Goal> Print all entries word for word.

Material for this task>
* start *
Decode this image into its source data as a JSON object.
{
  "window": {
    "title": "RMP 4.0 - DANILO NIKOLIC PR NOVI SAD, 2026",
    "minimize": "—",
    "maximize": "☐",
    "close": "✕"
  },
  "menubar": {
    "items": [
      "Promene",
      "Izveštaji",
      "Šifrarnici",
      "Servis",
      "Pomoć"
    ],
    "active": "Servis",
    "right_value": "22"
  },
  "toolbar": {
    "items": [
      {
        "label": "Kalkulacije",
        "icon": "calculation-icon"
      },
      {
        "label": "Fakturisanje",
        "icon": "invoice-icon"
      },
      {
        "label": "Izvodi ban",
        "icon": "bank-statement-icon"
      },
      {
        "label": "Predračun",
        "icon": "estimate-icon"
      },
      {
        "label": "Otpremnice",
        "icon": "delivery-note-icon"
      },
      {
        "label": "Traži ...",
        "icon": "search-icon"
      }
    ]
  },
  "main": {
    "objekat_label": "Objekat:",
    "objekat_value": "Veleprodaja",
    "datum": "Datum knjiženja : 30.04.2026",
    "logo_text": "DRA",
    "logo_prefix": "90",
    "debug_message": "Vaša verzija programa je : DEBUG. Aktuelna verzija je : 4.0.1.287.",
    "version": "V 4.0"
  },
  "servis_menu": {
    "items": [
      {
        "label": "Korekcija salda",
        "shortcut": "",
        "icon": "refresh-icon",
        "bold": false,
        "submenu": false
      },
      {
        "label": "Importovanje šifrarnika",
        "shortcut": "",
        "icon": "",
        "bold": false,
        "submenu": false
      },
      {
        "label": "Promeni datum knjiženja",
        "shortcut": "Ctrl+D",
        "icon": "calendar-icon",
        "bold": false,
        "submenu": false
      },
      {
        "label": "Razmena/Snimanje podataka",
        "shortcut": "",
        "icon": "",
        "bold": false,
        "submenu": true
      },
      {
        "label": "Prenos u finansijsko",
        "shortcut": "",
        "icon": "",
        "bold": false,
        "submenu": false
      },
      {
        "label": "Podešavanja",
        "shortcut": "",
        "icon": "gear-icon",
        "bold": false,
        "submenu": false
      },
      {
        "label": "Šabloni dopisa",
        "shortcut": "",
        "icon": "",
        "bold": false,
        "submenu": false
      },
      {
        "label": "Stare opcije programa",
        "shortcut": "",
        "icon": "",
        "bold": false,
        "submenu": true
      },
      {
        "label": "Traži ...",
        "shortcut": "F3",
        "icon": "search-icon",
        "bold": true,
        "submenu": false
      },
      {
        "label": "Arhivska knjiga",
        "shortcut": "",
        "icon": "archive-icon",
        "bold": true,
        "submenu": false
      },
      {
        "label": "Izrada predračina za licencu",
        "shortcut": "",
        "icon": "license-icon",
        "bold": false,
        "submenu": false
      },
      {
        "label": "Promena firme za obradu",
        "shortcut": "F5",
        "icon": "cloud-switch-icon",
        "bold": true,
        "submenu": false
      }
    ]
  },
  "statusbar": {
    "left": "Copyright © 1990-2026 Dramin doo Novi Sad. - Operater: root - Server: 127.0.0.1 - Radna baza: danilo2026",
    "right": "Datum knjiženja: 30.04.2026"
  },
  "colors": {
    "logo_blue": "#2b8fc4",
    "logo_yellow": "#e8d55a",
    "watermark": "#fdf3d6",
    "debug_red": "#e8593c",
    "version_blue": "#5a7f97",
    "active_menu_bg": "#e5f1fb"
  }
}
* end *
Right answer>
Decode this image into its source data as a JSON object.
{
  "window": {
    "title": "RMP 4.0 - DANILO NIKOLIC PR NOVI SAD, 2026",
    "minimize": "—",
    "maximize": "☐",
    "close": "✕"
  },
  "menubar": {
    "items": [
      "Promene",
      "Izveštaji",
      "Šifrarnici",
      "Servis",
      "Pomoć"
    ],
    "active": "Servis",
    "right_value": "22"
  },
  "toolbar": {
    "items": [
      {
        "label": "Kalkulacije",
        "icon": "calculation-icon"
      },
      {
        "label": "Fakturisanje",
        "icon": "invoice-icon"
      },
      {
        "label": "Izvodi ban",
        "icon": "bank-statement-icon"
      },
      {
        "label": "Predračun",
        "icon": "estimate-icon"
      },
      {
        "label": "Otpremnice",
        "icon": "delivery-note-icon"
      },
      {
        "label": "Traži ...",
        "icon": "search-icon"
      }
    ]
  },
  "main": {
    "objekat_label": "Objekat:",
    "objekat_value": "Veleprodaja",
    "datum": "Datum knjiženja : 30.04.2026",
    "logo_text": "DRA",
    "logo_prefix": "90",
    "debug_message": "Vaša verzija programa je : DEBUG. Aktuelna verzija je : 4.0.1.287.",
    "version": "V 4.0"
  },
  "servis_menu": {
    "items": [
      {
        "label": "Korekcija salda",
        "shortcut": "",
        "icon": "refresh-icon",
        "bold": false,
        "submenu": false
      },
      {
        "label": "Importovanje šifrarnika",
        "shortcut": "",
        "icon": "",
        "bold": false,
        "submenu": false
      },
      {
        "label": "Promeni datum knjiženja",
        "shortcut": "Ctrl+D",
        "icon": "calendar-icon",
        "bold": false,
        "submenu": false
      },
      {
        "label": "Razmena/Snimanje podataka",
        "shortcut": "",
        "icon": "",
        "bold": false,
        "submenu": true
      },
      {
        "label": "Prenos u finansijsko",
        "shortcut": "",
        "icon": "",
        "bold": false,
        "submenu": false
      },
      {
        "label": "Podešavanja",
        "shortcut": "",
        "icon": "gear-icon",
        "bold": false,
        "submenu": false
      },
      {
        "label": "Šabloni dopisa",
        "shortcut": "",
        "icon": "",
        "bold": false,
        "submenu": false
      },
      {
        "label": "Stare opcije programa",
        "shortcut": "",
        "icon": "",
        "bold": false,
        "submenu": true
      },
      {
        "label": "Traži ...",
        "shortcut": "F3",
        "icon": "search-icon",
        "bold": true,
        "submenu": false
      },
      {
        "label": "Arhivska knjiga",
        "shortcut": "",
        "icon": "archive-icon",
        "bold": true,
        "submenu": false
      },
      {
        "label": "Izrada predračina za licencu",
        "shortcut": "",
        "icon": "license-icon",
        "bold": false,
        "submenu": false
      },
      {
        "label": "Promena firme za obradu",
        "shortcut": "F5",
        "icon": "cloud-switch-icon",
        "bold": true,
        "submenu": false
      }
    ]
  },
  "statusbar": {
    "left": "Copyright © 1990-2026 Dramin doo Novi Sad. - Operater: root - Server: 127.0.0.1 - Radna baza: danilo2026",
    "right": "Datum knjiženja: 30.04.2026"
  },
  "colors": {
    "logo_blue": "#2b8fc4",
    "logo_yellow": "#e8d55a",
    "watermark": "#fdf3d6",
    "debug_red": "#e8593c",
    "version_blue": "#5a7f97",
    "active_menu_bg": "#e5f1fb"
  }
}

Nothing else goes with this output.